Given problem — Scan the data for "English" and copy the lines it appears in.

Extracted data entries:
----------------------------------------

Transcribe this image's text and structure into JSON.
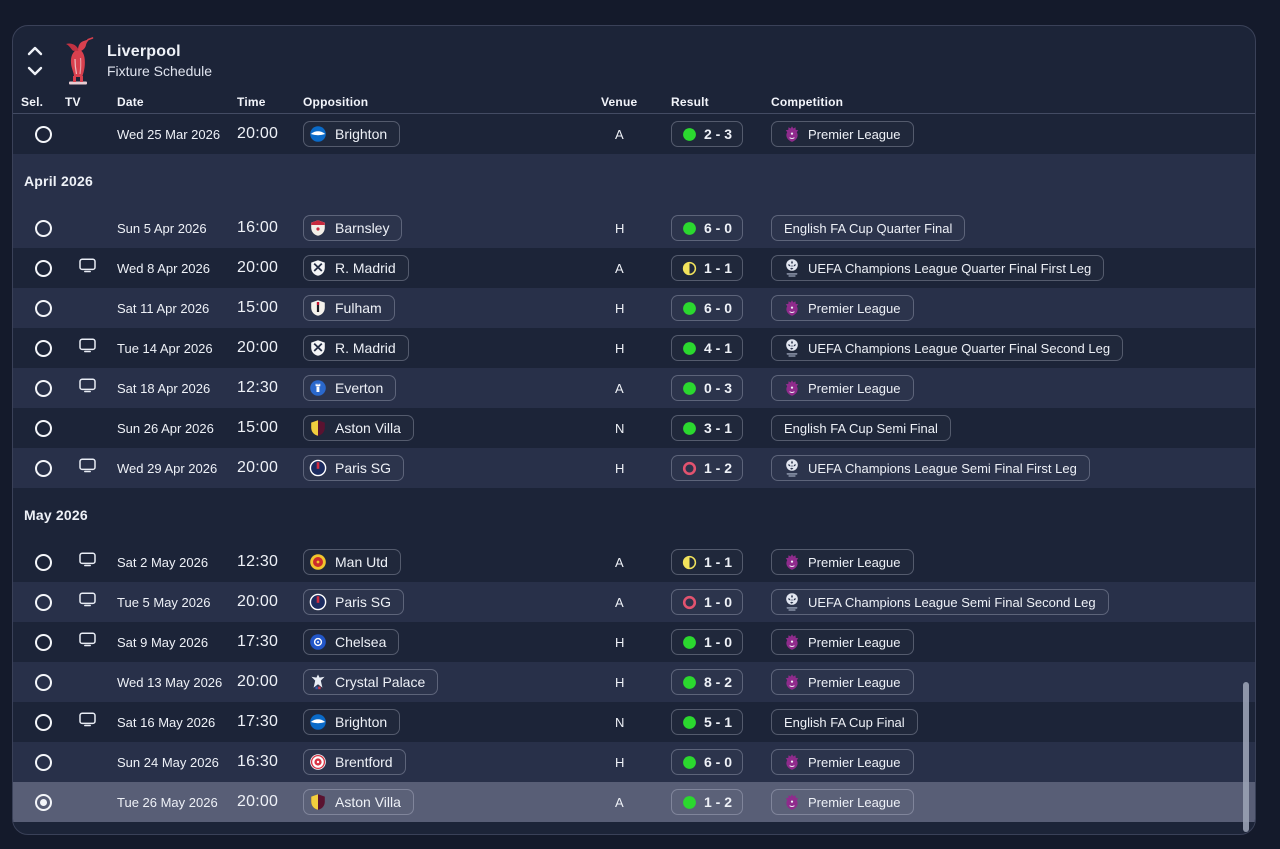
{
  "header": {
    "team": "Liverpool",
    "subtitle": "Fixture Schedule"
  },
  "columns": {
    "sel": "Sel.",
    "tv": "TV",
    "date": "Date",
    "time": "Time",
    "opposition": "Opposition",
    "venue": "Venue",
    "result": "Result",
    "competition": "Competition"
  },
  "colors": {
    "page_bg": "#141a2b",
    "panel_bg": "#1c2438",
    "panel_border": "#3a4158",
    "row_dark": "#1c2438",
    "row_light": "#283049",
    "row_selected": "#585e76",
    "divider": "#434b63",
    "text": "#eef1f7",
    "text_dim": "#dfe3ee",
    "win": "#2bd82f",
    "draw": "#f2e35c",
    "loss": "#e2536f",
    "scrollbar": "#99a1b4"
  },
  "schedule": [
    {
      "type": "fixture",
      "stripe": "dark",
      "selected": false,
      "tv": false,
      "date": "Wed 25 Mar 2026",
      "time": "20:00",
      "opposition": "Brighton",
      "crest": "brighton",
      "venue": "A",
      "outcome": "win",
      "score": "2 - 3",
      "competition": "Premier League",
      "competition_icon": "premier-league"
    },
    {
      "type": "month",
      "label": "April 2026",
      "stripe": "light"
    },
    {
      "type": "fixture",
      "stripe": "light",
      "selected": false,
      "tv": false,
      "date": "Sun 5 Apr 2026",
      "time": "16:00",
      "opposition": "Barnsley",
      "crest": "barnsley",
      "venue": "H",
      "outcome": "win",
      "score": "6 - 0",
      "competition": "English FA Cup Quarter Final",
      "competition_icon": "none"
    },
    {
      "type": "fixture",
      "stripe": "dark",
      "selected": false,
      "tv": true,
      "date": "Wed 8 Apr 2026",
      "time": "20:00",
      "opposition": "R. Madrid",
      "crest": "r-madrid",
      "venue": "A",
      "outcome": "draw",
      "score": "1 - 1",
      "competition": "UEFA Champions League Quarter Final First Leg",
      "competition_icon": "champions-league"
    },
    {
      "type": "fixture",
      "stripe": "light",
      "selected": false,
      "tv": false,
      "date": "Sat 11 Apr 2026",
      "time": "15:00",
      "opposition": "Fulham",
      "crest": "fulham",
      "venue": "H",
      "outcome": "win",
      "score": "6 - 0",
      "competition": "Premier League",
      "competition_icon": "premier-league"
    },
    {
      "type": "fixture",
      "stripe": "dark",
      "selected": false,
      "tv": true,
      "date": "Tue 14 Apr 2026",
      "time": "20:00",
      "opposition": "R. Madrid",
      "crest": "r-madrid",
      "venue": "H",
      "outcome": "win",
      "score": "4 - 1",
      "competition": "UEFA Champions League Quarter Final Second Leg",
      "competition_icon": "champions-league"
    },
    {
      "type": "fixture",
      "stripe": "light",
      "selected": false,
      "tv": true,
      "date": "Sat 18 Apr 2026",
      "time": "12:30",
      "opposition": "Everton",
      "crest": "everton",
      "venue": "A",
      "outcome": "win",
      "score": "0 - 3",
      "competition": "Premier League",
      "competition_icon": "premier-league"
    },
    {
      "type": "fixture",
      "stripe": "dark",
      "selected": false,
      "tv": false,
      "date": "Sun 26 Apr 2026",
      "time": "15:00",
      "opposition": "Aston Villa",
      "crest": "aston-villa",
      "venue": "N",
      "outcome": "win",
      "score": "3 - 1",
      "competition": "English FA Cup Semi Final",
      "competition_icon": "none"
    },
    {
      "type": "fixture",
      "stripe": "light",
      "selected": false,
      "tv": true,
      "date": "Wed 29 Apr 2026",
      "time": "20:00",
      "opposition": "Paris SG",
      "crest": "paris-sg",
      "venue": "H",
      "outcome": "loss",
      "score": "1 - 2",
      "competition": "UEFA Champions League Semi Final First Leg",
      "competition_icon": "champions-league"
    },
    {
      "type": "month",
      "label": "May 2026",
      "stripe": "dark"
    },
    {
      "type": "fixture",
      "stripe": "dark",
      "selected": false,
      "tv": true,
      "date": "Sat 2 May 2026",
      "time": "12:30",
      "opposition": "Man Utd",
      "crest": "man-utd",
      "venue": "A",
      "outcome": "draw",
      "score": "1 - 1",
      "competition": "Premier League",
      "competition_icon": "premier-league"
    },
    {
      "type": "fixture",
      "stripe": "light",
      "selected": false,
      "tv": true,
      "date": "Tue 5 May 2026",
      "time": "20:00",
      "opposition": "Paris SG",
      "crest": "paris-sg",
      "venue": "A",
      "outcome": "loss",
      "score": "1 - 0",
      "competition": "UEFA Champions League Semi Final Second Leg",
      "competition_icon": "champions-league"
    },
    {
      "type": "fixture",
      "stripe": "dark",
      "selected": false,
      "tv": true,
      "date": "Sat 9 May 2026",
      "time": "17:30",
      "opposition": "Chelsea",
      "crest": "chelsea",
      "venue": "H",
      "outcome": "win",
      "score": "1 - 0",
      "competition": "Premier League",
      "competition_icon": "premier-league"
    },
    {
      "type": "fixture",
      "stripe": "light",
      "selected": false,
      "tv": false,
      "date": "Wed 13 May 2026",
      "time": "20:00",
      "opposition": "Crystal Palace",
      "crest": "crystal-palace",
      "venue": "H",
      "outcome": "win",
      "score": "8 - 2",
      "competition": "Premier League",
      "competition_icon": "premier-league"
    },
    {
      "type": "fixture",
      "stripe": "dark",
      "selected": false,
      "tv": true,
      "date": "Sat 16 May 2026",
      "time": "17:30",
      "opposition": "Brighton",
      "crest": "brighton",
      "venue": "N",
      "outcome": "win",
      "score": "5 - 1",
      "competition": "English FA Cup Final",
      "competition_icon": "none"
    },
    {
      "type": "fixture",
      "stripe": "light",
      "selected": false,
      "tv": false,
      "date": "Sun 24 May 2026",
      "time": "16:30",
      "opposition": "Brentford",
      "crest": "brentford",
      "venue": "H",
      "outcome": "win",
      "score": "6 - 0",
      "competition": "Premier League",
      "competition_icon": "premier-league"
    },
    {
      "type": "fixture",
      "stripe": "selected",
      "selected": true,
      "tv": false,
      "date": "Tue 26 May 2026",
      "time": "20:00",
      "opposition": "Aston Villa",
      "crest": "aston-villa",
      "venue": "A",
      "outcome": "win",
      "score": "1 - 2",
      "competition": "Premier League",
      "competition_icon": "premier-league"
    }
  ],
  "crests": {
    "brighton": {
      "shape": "circle-band",
      "bg": "#0a6ac8",
      "fg": "#ffffff"
    },
    "barnsley": {
      "shape": "shield",
      "bg": "#f3efe8",
      "fg": "#c82a3e"
    },
    "r-madrid": {
      "shape": "shield-saltire",
      "bg": "#f3f4f6",
      "fg": "#232c44"
    },
    "fulham": {
      "shape": "shield-stripe",
      "bg": "#f5f2ec",
      "fg": "#1c1c24",
      "accent": "#c8102e"
    },
    "everton": {
      "shape": "circle-tower",
      "bg": "#2a68cc",
      "fg": "#ffffff"
    },
    "aston-villa": {
      "shape": "shield-split",
      "bg": "#5a1230",
      "fg": "#f2cf3e"
    },
    "paris-sg": {
      "shape": "circle-stripe",
      "bg": "#1c2c60",
      "fg": "#ffffff",
      "accent": "#d22c40"
    },
    "man-utd": {
      "shape": "circle-ring",
      "bg": "#f2c52c",
      "fg": "#cc2c2c"
    },
    "chelsea": {
      "shape": "circle-center",
      "bg": "#2256c8",
      "fg": "#ffffff"
    },
    "crystal-palace": {
      "shape": "eagle",
      "bg": "#e8ecf4",
      "fg": "#3858a8",
      "accent": "#c83c50"
    },
    "brentford": {
      "shape": "roundel",
      "bg": "#ffffff",
      "fg": "#d83444"
    }
  },
  "competition_icons": {
    "premier-league": {
      "color": "#8f2b8c"
    },
    "champions-league": {
      "color": "#e2e6f0"
    }
  }
}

----------------------------------------

Result below —
      "competition": "English FA Cup Quarter Final",
      "competition": "English FA Cup Semi Final",
      "competition": "English FA Cup Final",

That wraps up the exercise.